Collected data
--- Begin ---
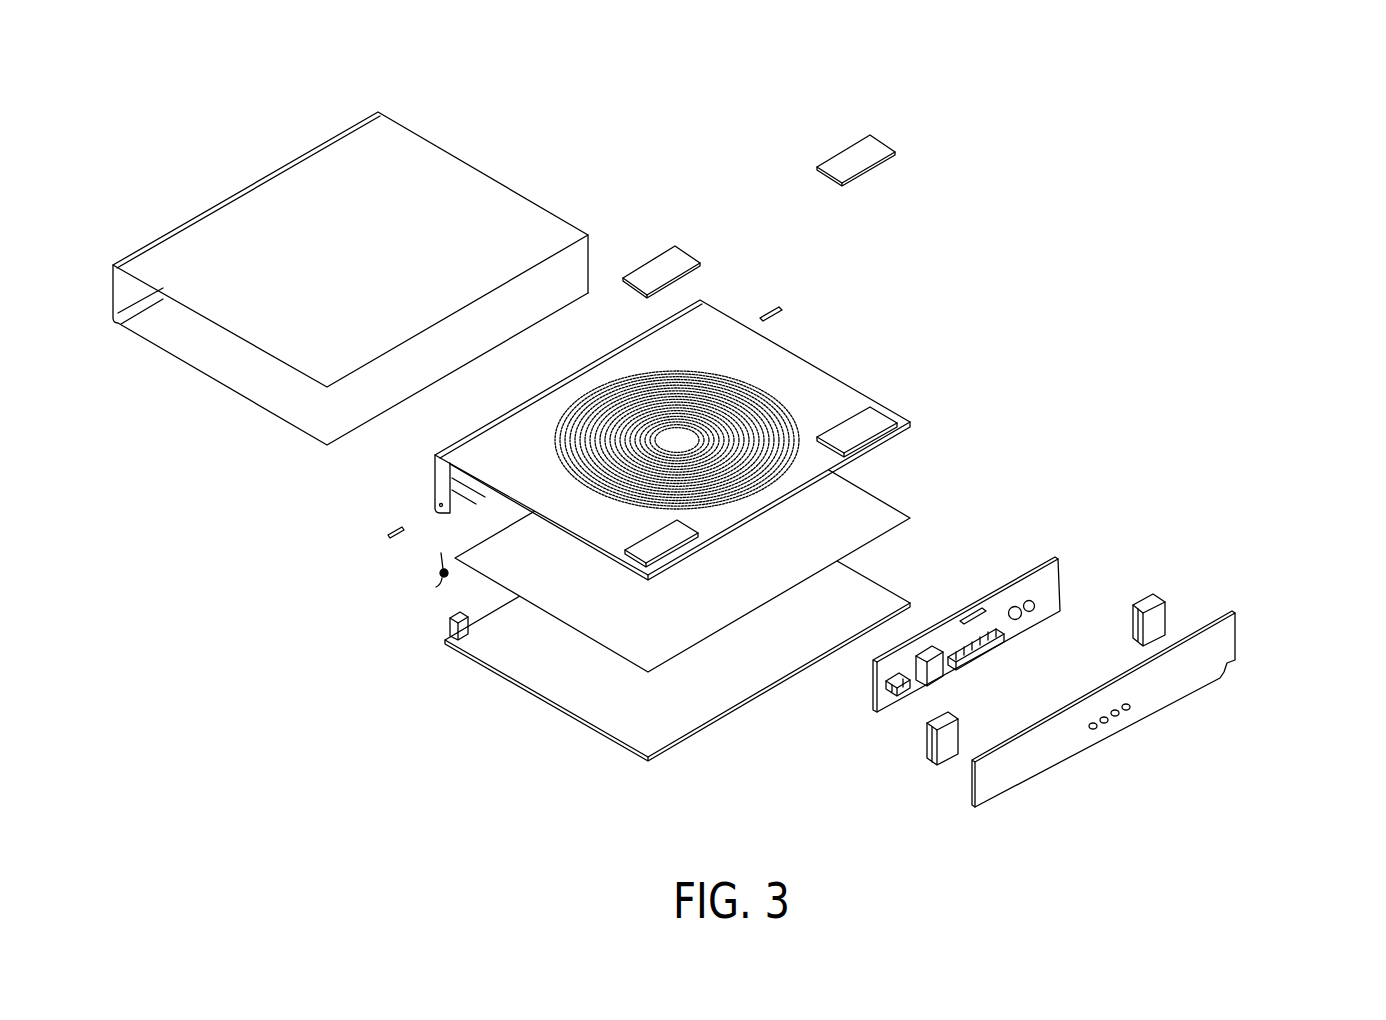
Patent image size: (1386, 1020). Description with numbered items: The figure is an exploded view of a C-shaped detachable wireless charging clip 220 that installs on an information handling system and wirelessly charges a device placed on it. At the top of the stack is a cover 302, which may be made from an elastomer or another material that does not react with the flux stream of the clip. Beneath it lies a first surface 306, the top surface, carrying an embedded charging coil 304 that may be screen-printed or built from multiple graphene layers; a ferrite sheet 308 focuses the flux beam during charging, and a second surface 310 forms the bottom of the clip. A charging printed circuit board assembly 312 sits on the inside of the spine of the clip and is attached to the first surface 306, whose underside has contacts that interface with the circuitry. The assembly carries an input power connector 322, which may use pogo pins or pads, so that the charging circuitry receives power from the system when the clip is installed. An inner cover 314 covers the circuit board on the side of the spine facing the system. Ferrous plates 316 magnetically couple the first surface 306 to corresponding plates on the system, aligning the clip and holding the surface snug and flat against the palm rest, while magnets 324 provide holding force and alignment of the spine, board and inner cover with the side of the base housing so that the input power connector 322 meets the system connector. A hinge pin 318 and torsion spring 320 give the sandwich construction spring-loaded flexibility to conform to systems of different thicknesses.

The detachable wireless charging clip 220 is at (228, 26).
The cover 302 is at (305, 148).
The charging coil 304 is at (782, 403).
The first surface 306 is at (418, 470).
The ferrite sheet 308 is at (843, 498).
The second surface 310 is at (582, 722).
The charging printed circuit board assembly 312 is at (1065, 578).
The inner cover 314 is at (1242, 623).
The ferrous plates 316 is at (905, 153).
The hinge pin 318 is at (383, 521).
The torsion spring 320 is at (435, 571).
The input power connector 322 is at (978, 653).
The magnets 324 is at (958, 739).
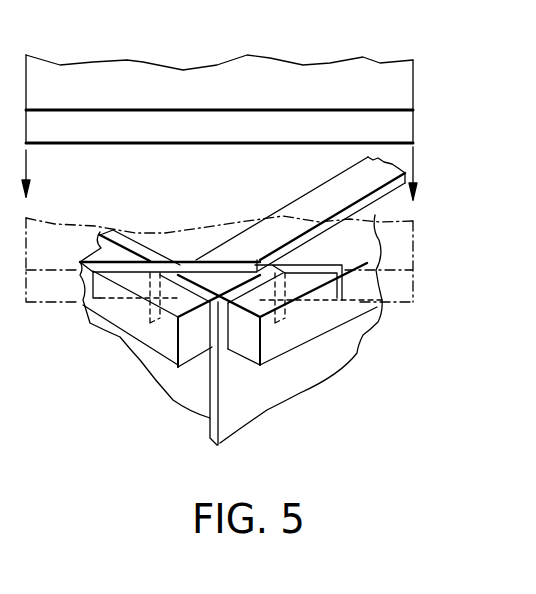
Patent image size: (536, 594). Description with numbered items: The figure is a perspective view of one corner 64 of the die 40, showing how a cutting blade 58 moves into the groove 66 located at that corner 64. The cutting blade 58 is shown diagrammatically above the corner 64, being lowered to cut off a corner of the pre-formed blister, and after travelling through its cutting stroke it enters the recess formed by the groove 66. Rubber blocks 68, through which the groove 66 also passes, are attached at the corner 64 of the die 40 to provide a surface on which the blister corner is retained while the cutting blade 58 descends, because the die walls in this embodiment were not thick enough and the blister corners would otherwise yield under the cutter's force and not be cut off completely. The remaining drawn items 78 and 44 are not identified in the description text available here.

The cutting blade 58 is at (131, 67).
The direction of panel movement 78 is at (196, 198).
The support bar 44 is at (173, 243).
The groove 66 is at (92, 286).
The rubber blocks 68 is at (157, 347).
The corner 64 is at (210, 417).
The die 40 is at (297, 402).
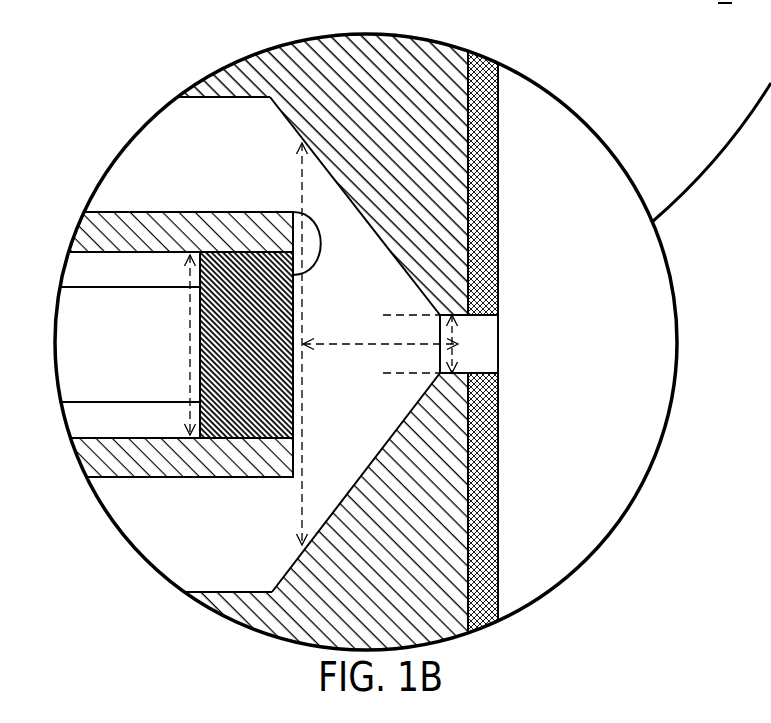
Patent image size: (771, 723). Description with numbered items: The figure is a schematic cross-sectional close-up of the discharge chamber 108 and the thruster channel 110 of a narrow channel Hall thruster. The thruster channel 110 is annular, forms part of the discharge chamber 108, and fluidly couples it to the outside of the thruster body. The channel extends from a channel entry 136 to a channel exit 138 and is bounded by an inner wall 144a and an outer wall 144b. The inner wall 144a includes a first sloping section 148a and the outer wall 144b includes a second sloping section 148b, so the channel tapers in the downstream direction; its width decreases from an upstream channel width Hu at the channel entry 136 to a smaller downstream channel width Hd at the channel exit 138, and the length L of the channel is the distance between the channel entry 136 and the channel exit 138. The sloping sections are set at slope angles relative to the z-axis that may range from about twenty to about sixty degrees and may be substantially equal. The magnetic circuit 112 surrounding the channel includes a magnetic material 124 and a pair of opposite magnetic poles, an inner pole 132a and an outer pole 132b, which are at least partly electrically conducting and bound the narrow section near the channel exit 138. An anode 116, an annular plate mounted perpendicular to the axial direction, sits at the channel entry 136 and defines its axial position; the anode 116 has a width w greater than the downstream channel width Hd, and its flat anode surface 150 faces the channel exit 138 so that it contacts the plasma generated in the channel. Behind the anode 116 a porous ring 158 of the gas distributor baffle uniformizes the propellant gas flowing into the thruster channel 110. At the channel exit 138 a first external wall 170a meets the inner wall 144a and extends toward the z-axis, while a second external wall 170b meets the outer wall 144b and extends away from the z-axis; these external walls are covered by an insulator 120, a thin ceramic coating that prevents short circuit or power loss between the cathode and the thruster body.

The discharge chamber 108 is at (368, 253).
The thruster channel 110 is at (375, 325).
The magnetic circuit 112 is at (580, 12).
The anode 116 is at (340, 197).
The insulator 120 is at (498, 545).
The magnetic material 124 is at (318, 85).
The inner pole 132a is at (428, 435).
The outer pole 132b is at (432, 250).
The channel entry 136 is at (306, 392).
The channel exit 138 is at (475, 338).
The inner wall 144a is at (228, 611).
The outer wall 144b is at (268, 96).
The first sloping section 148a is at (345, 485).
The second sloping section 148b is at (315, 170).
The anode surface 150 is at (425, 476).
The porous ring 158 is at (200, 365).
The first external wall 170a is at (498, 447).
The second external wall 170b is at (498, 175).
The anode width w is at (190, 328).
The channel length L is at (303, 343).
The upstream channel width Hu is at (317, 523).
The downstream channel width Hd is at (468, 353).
--- End ---
# [Required work]
Rewrite all the entries above, replacing "Patent image size" with "Drawing dimensions" and changing nothing else. Omit the pictures from your version.

# [Exercise response]
Drawing dimensions: (1386, 1020). Description with numbered items: The figure is an exploded view of a C-shaped detachable wireless charging clip 220 that installs on an information handling system and wirelessly charges a device placed on it. At the top of the stack is a cover 302, which may be made from an elastomer or another material that does not react with the flux stream of the clip. Beneath it lies a first surface 306, the top surface, carrying an embedded charging coil 304 that may be screen-printed or built from multiple graphene layers; a ferrite sheet 308 focuses the flux beam during charging, and a second surface 310 forms the bottom of the clip. A charging printed circuit board assembly 312 sits on the inside of the spine of the clip and is attached to the first surface 306, whose underside has contacts that interface with the circuitry. The assembly carries an input power connector 322, which may use pogo pins or pads, so that the charging circuitry receives power from the system when the clip is installed. An inner cover 314 covers the circuit board on the side of the spine facing the system. Ferrous plates 316 magnetically couple the first surface 306 to corresponding plates on the system, aligning the clip and holding the surface snug and flat against the palm rest, while magnets 324 provide holding force and alignment of the spine, board and inner cover with the side of the base housing so that the input power connector 322 meets the system connector. A hinge pin 318 and torsion spring 320 give the sandwich construction spring-loaded flexibility to conform to systems of different thicknesses.

The detachable wireless charging clip 220 is at (228, 26).
The cover 302 is at (305, 148).
The charging coil 304 is at (782, 403).
The first surface 306 is at (418, 470).
The ferrite sheet 308 is at (843, 498).
The second surface 310 is at (582, 722).
The charging printed circuit board assembly 312 is at (1065, 578).
The inner cover 314 is at (1242, 623).
The ferrous plates 316 is at (905, 153).
The hinge pin 318 is at (383, 521).
The torsion spring 320 is at (435, 571).
The input power connector 322 is at (978, 653).
The magnets 324 is at (958, 739).
Drawing dimensions: (536, 594). Description with numbered items: The figure is a perspective view of one corner 64 of the die 40, showing how a cutting blade 58 moves into the groove 66 located at that corner 64. The cutting blade 58 is shown diagrammatically above the corner 64, being lowered to cut off a corner of the pre-formed blister, and after travelling through its cutting stroke it enters the recess formed by the groove 66. Rubber blocks 68, through which the groove 66 also passes, are attached at the corner 64 of the die 40 to provide a surface on which the blister corner is retained while the cutting blade 58 descends, because the die walls in this embodiment were not thick enough and the blister corners would otherwise yield under the cutter's force and not be cut off completely. The remaining drawn items 78 and 44 are not identified in the description text available here.

The cutting blade 58 is at (131, 67).
The direction of panel movement 78 is at (196, 198).
The support bar 44 is at (173, 243).
The groove 66 is at (92, 286).
The rubber blocks 68 is at (157, 347).
The corner 64 is at (210, 417).
The die 40 is at (297, 402).
Drawing dimensions: (771, 723). Description with numbered items: The figure is a schematic cross-sectional close-up of the discharge chamber 108 and the thruster channel 110 of a narrow channel Hall thruster. The thruster channel 110 is annular, forms part of the discharge chamber 108, and fluidly couples it to the outside of the thruster body. The channel extends from a channel entry 136 to a channel exit 138 and is bounded by an inner wall 144a and an outer wall 144b. The inner wall 144a includes a first sloping section 148a and the outer wall 144b includes a second sloping section 148b, so the channel tapers in the downstream direction; its width decreases from an upstream channel width Hu at the channel entry 136 to a smaller downstream channel width Hd at the channel exit 138, and the length L of the channel is the distance between the channel entry 136 and the channel exit 138. The sloping sections are set at slope angles relative to the z-axis that may range from about twenty to about sixty degrees and may be substantially equal. The magnetic circuit 112 surrounding the channel includes a magnetic material 124 and a pair of opposite magnetic poles, an inner pole 132a and an outer pole 132b, which are at least partly electrically conducting and bound the narrow section near the channel exit 138. An anode 116, an annular plate mounted perpendicular to the axial direction, sits at the channel entry 136 and defines its axial position; the anode 116 has a width w greater than the downstream channel width Hd, and its flat anode surface 150 faces the channel exit 138 so that it contacts the plasma generated in the channel. Behind the anode 116 a porous ring 158 of the gas distributor baffle uniformizes the propellant gas flowing into the thruster channel 110. At the channel exit 138 a first external wall 170a meets the inner wall 144a and extends toward the z-axis, while a second external wall 170b meets the outer wall 144b and extends away from the z-axis; these external walls are covered by an insulator 120, a thin ceramic coating that prevents short circuit or power loss between the cathode and the thruster body.

The discharge chamber 108 is at (368, 253).
The thruster channel 110 is at (375, 325).
The magnetic circuit 112 is at (580, 12).
The anode 116 is at (340, 197).
The insulator 120 is at (498, 545).
The magnetic material 124 is at (318, 85).
The inner pole 132a is at (428, 435).
The outer pole 132b is at (432, 250).
The channel entry 136 is at (306, 392).
The channel exit 138 is at (475, 338).
The inner wall 144a is at (228, 611).
The outer wall 144b is at (268, 96).
The first sloping section 148a is at (345, 485).
The second sloping section 148b is at (315, 170).
The anode surface 150 is at (425, 476).
The porous ring 158 is at (200, 365).
The first external wall 170a is at (498, 447).
The second external wall 170b is at (498, 175).
The anode width w is at (190, 328).
The channel length L is at (303, 343).
The upstream channel width Hu is at (317, 523).
The downstream channel width Hd is at (468, 353).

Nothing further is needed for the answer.